INSTRUCTION →
Below is a listing; copy all of it exactly.

INFORMATION PROVIDED →
• • • • • • •

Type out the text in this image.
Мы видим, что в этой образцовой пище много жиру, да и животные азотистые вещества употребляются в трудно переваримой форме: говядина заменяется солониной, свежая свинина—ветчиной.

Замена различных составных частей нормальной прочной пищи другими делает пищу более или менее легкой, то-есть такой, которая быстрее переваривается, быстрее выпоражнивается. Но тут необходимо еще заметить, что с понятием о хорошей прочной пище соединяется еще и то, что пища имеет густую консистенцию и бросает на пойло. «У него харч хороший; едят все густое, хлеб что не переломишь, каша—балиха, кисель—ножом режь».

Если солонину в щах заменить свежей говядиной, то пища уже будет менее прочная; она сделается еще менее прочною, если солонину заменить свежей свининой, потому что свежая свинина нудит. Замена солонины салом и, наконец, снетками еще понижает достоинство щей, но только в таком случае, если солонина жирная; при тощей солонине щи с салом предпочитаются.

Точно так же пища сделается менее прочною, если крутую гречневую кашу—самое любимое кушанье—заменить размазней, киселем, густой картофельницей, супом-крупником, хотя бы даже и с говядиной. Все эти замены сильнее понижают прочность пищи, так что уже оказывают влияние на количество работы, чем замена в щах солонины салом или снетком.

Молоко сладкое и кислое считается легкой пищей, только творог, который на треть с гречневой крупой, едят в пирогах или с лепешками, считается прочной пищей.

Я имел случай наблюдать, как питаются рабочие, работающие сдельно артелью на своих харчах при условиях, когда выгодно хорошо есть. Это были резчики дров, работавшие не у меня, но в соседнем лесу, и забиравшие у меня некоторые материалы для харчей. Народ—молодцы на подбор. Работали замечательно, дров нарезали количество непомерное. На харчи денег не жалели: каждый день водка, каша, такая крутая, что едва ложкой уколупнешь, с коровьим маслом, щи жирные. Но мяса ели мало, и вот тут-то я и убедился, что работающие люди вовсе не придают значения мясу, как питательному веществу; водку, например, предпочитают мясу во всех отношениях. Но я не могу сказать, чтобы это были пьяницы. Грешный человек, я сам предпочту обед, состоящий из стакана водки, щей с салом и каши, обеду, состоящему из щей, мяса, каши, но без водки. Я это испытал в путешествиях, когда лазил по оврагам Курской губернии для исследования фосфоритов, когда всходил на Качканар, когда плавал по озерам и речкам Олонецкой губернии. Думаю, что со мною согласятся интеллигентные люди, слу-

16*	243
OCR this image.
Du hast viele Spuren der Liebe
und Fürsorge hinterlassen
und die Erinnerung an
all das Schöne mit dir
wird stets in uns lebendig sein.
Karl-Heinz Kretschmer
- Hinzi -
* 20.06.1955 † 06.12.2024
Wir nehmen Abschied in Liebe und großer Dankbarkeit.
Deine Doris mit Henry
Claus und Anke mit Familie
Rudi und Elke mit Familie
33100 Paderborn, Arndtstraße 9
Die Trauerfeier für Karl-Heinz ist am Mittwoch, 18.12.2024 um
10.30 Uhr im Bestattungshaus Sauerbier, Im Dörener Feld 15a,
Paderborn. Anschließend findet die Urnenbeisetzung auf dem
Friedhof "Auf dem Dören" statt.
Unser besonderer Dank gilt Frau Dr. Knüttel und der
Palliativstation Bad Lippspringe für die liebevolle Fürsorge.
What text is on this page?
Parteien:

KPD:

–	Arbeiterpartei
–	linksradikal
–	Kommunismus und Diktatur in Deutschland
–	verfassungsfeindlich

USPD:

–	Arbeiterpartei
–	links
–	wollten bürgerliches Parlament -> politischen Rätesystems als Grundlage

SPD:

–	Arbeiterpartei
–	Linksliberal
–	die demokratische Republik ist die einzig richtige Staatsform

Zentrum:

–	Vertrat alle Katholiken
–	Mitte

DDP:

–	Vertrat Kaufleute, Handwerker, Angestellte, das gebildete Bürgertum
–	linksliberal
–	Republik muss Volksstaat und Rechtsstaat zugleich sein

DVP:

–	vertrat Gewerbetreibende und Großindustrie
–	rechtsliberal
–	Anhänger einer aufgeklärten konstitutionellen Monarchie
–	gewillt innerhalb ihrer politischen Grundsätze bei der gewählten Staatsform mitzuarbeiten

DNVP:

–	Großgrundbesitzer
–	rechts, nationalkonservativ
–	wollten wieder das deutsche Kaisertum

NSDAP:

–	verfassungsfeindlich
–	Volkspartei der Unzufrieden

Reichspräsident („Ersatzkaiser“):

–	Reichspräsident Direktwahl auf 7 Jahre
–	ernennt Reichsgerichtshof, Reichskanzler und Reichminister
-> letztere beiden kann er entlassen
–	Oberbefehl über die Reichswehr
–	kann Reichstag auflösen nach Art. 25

• • • • • • •

THE COMPLETED TASK →
Type out the text in this image.
Мы видим, что в этой образцовой пище много жиру, да и животные азотистые вещества употребляются в трудно переваримой форме: говядина заменяется солониной, свежая свинина—ветчиной.

Замена различных составных частей нормальной прочной пищи другими делает пищу более или менее легкой, то-есть такой, которая быстрее переваривается, быстрее выпоражнивается. Но тут необходимо еще заметить, что с понятием о хорошей прочной пище соединяется еще и то, что пища имеет густую консистенцию и бросает на пойло. «У него харч хороший; едят все густое, хлеб что не переломишь, каша—балиха, кисель—ножом режь».

Если солонину в щах заменить свежей говядиной, то пища уже будет менее прочная; она сделается еще менее прочною, если солонину заменить свежей свининой, потому что свежая свинина нудит. Замена солонины салом и, наконец, снетками еще понижает достоинство щей, но только в таком случае, если солонина жирная; при тощей солонине щи с салом предпочитаются.

Точно так же пища сделается менее прочною, если крутую гречневую кашу—самое любимое кушанье—заменить размазней, киселем, густой картофельницей, супом-крупником, хотя бы даже и с говядиной. Все эти замены сильнее понижают прочность пищи, так что уже оказывают влияние на количество работы, чем замена в щах солонины салом или снетком.

Молоко сладкое и кислое считается легкой пищей, только творог, который на треть с гречневой крупой, едят в пирогах или с лепешками, считается прочной пищей.

Я имел случай наблюдать, как питаются рабочие, работающие сдельно артелью на своих харчах при условиях, когда выгодно хорошо есть. Это были резчики дров, работавшие не у меня, но в соседнем лесу, и забиравшие у меня некоторые материалы для харчей. Народ—молодцы на подбор. Работали замечательно, дров нарезали количество непомерное. На харчи денег не жалели: каждый день водка, каша, такая крутая, что едва ложкой уколупнешь, с коровьим маслом, щи жирные. Но мяса ели мало, и вот тут-то я и убедился, что работающие люди вовсе не придают значения мясу, как питательному веществу; водку, например, предпочитают мясу во всех отношениях. Но я не могу сказать, чтобы это были пьяницы. Грешный человек, я сам предпочту обед, состоящий из стакана водки, щей с салом и каши, обеду, состоящему из щей, мяса, каши, но без водки. Я это испытал в путешествиях, когда лазил по оврагам Курской губернии для исследования фосфоритов, когда всходил на Качканар, когда плавал по озерам и речкам Олонецкой губернии. Думаю, что со мною согласятся интеллигентные люди, слу-

16*	243
OCR this image.
Du hast viele Spuren der Liebe
und Fürsorge hinterlassen
und die Erinnerung an
all das Schöne mit dir
wird stets in uns lebendig sein.
Karl-Heinz Kretschmer
- Hinzi -
* 20.06.1955 † 06.12.2024
Wir nehmen Abschied in Liebe und großer Dankbarkeit.
Deine Doris mit Henry
Claus und Anke mit Familie
Rudi und Elke mit Familie
33100 Paderborn, Arndtstraße 9
Die Trauerfeier für Karl-Heinz ist am Mittwoch, 18.12.2024 um
10.30 Uhr im Bestattungshaus Sauerbier, Im Dörener Feld 15a,
Paderborn. Anschließend findet die Urnenbeisetzung auf dem
Friedhof "Auf dem Dören" statt.
Unser besonderer Dank gilt Frau Dr. Knüttel und der
Palliativstation Bad Lippspringe für die liebevolle Fürsorge.
What text is on this page?
Parteien:

KPD:

–	Arbeiterpartei
–	linksradikal
–	Kommunismus und Diktatur in Deutschland
–	verfassungsfeindlich

USPD:

–	Arbeiterpartei
–	links
–	wollten bürgerliches Parlament -> politischen Rätesystems als Grundlage

SPD:

–	Arbeiterpartei
–	Linksliberal
–	die demokratische Republik ist die einzig richtige Staatsform

Zentrum:

–	Vertrat alle Katholiken
–	Mitte

DDP:

–	Vertrat Kaufleute, Handwerker, Angestellte, das gebildete Bürgertum
–	linksliberal
–	Republik muss Volksstaat und Rechtsstaat zugleich sein

DVP:

–	vertrat Gewerbetreibende und Großindustrie
–	rechtsliberal
–	Anhänger einer aufgeklärten konstitutionellen Monarchie
–	gewillt innerhalb ihrer politischen Grundsätze bei der gewählten Staatsform mitzuarbeiten

DNVP:

–	Großgrundbesitzer
–	rechts, nationalkonservativ
–	wollten wieder das deutsche Kaisertum

NSDAP:

–	verfassungsfeindlich
–	Volkspartei der Unzufrieden

Reichspräsident („Ersatzkaiser“):

–	Reichspräsident Direktwahl auf 7 Jahre
–	ernennt Reichsgerichtshof, Reichskanzler und Reichminister
-> letztere beiden kann er entlassen
–	Oberbefehl über die Reichswehr
–	kann Reichstag auflösen nach Art. 25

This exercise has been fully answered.